● **TASK DIRECTIONS**: Identify each line in the records below that contains the word "điều", and copy it.
** start PROVIDED INFORMATION **
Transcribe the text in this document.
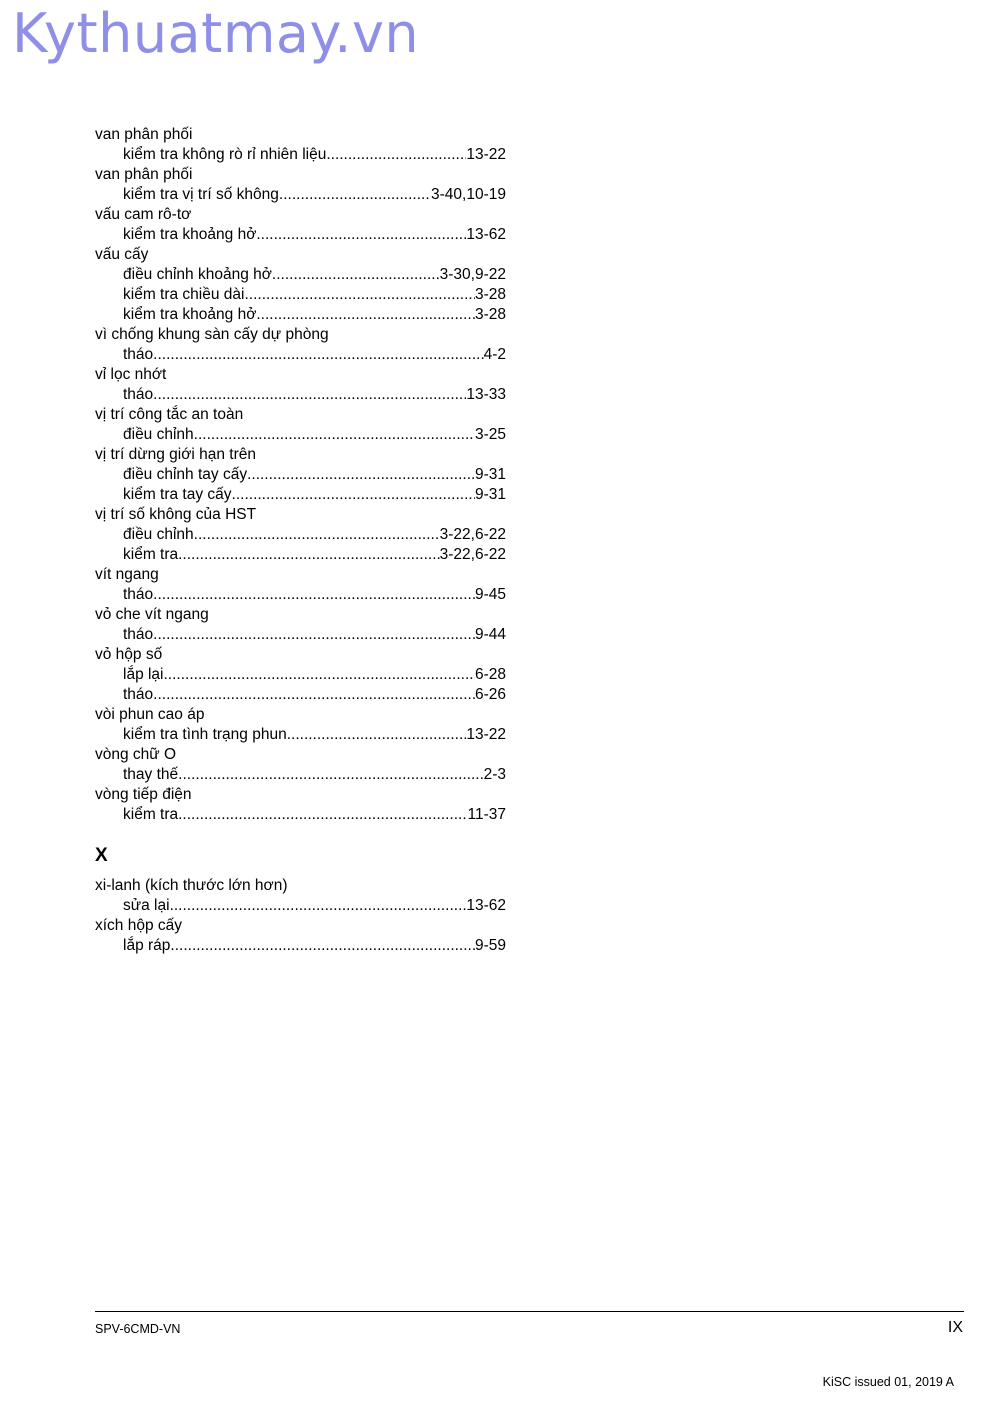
Kythuatmay.vn
van phân phối
kiểm tra không rò rỉ nhiên liệu .....	13-22
van phân phối
kiểm tra vị trí số không .....	3-40,10-19
vấu cam rô-tơ
kiểm tra khoảng hở .....	13-62
vấu cấy
điều chỉnh khoảng hở .....	3-30,9-22
kiểm tra chiều dài .....	3-28
kiểm tra khoảng hở .....	3-28
vì chống khung sàn cấy dự phòng
tháo .....	4-2
vỉ lọc nhớt
tháo .....	13-33
vị trí công tắc an toàn
điều chỉnh .....	3-25
vị trí dừng giới hạn trên
điều chỉnh tay cấy .....	9-31
kiểm tra tay cấy .....	9-31
vị trí số không của HST
điều chỉnh .....	3-22,6-22
kiểm tra .....	3-22,6-22
vít ngang
tháo .....	9-45
vỏ che vít ngang
tháo .....	9-44
vỏ hộp số
lắp lại .....	6-28
tháo .....	6-26
vòi phun cao áp
kiểm tra tình trạng phun .....	13-22
vòng chữ O
thay thế .....	2-3
vòng tiếp điện
kiểm tra .....	11-37
X
xi-lanh (kích thước lớn hơn)
sửa lại .....	13-62
xích hộp cấy
lắp ráp .....	9-59
SPV-6CMD-VN	IX
KiSC issued 01, 2019 A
** end PROVIDED INFORMATION **
● **SOLUTION TO THE PROBLEM**:
điều chỉnh khoảng hở .....	3-30,9-22
điều chỉnh .....	3-25
điều chỉnh tay cấy .....	9-31
điều chỉnh .....	3-22,6-22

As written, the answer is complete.